— begin LISTING —

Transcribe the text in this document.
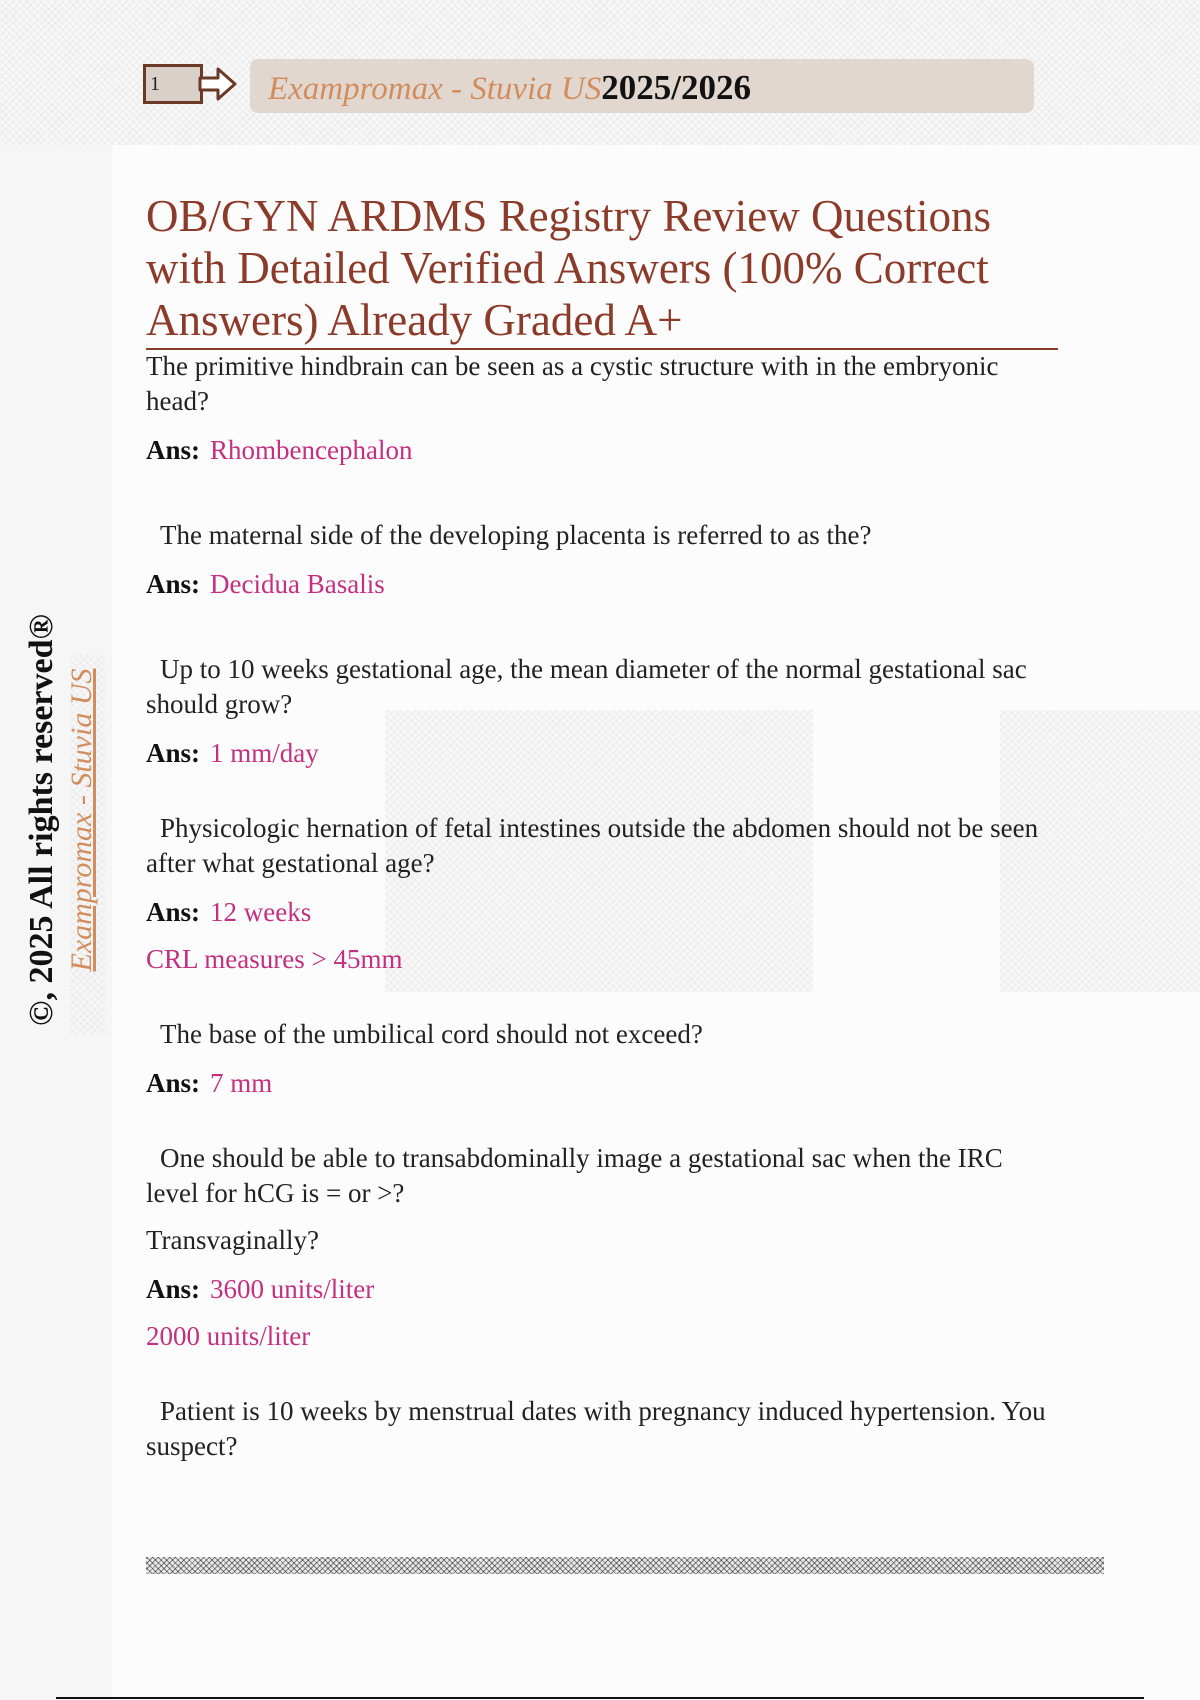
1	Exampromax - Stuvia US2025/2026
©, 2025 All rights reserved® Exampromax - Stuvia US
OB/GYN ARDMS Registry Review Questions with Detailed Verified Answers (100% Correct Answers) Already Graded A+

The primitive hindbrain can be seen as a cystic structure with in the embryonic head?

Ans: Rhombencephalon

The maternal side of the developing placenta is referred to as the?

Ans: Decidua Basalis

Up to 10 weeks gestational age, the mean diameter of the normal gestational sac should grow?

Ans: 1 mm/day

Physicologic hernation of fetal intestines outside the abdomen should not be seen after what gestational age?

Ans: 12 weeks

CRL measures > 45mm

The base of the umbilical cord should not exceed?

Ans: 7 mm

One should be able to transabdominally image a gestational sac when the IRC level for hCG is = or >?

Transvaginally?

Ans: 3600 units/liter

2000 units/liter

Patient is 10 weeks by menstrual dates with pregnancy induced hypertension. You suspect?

— end LISTING —

• [EXERCISE PROMPT]: Repeat the listing in full and exactly. Leave any pictures out.

• [WRITTEN SOLUTION]:
Transcribe the text in this document.
1	Exampromax - Stuvia US2025/2026
©, 2025 All rights reserved® Exampromax - Stuvia US
OB/GYN ARDMS Registry Review Questions with Detailed Verified Answers (100% Correct Answers) Already Graded A+

The primitive hindbrain can be seen as a cystic structure with in the embryonic head?

Ans: Rhombencephalon

The maternal side of the developing placenta is referred to as the?

Ans: Decidua Basalis

Up to 10 weeks gestational age, the mean diameter of the normal gestational sac should grow?

Ans: 1 mm/day

Physicologic hernation of fetal intestines outside the abdomen should not be seen after what gestational age?

Ans: 12 weeks

CRL measures > 45mm

The base of the umbilical cord should not exceed?

Ans: 7 mm

One should be able to transabdominally image a gestational sac when the IRC level for hCG is = or >?

Transvaginally?

Ans: 3600 units/liter

2000 units/liter

Patient is 10 weeks by menstrual dates with pregnancy induced hypertension. You suspect?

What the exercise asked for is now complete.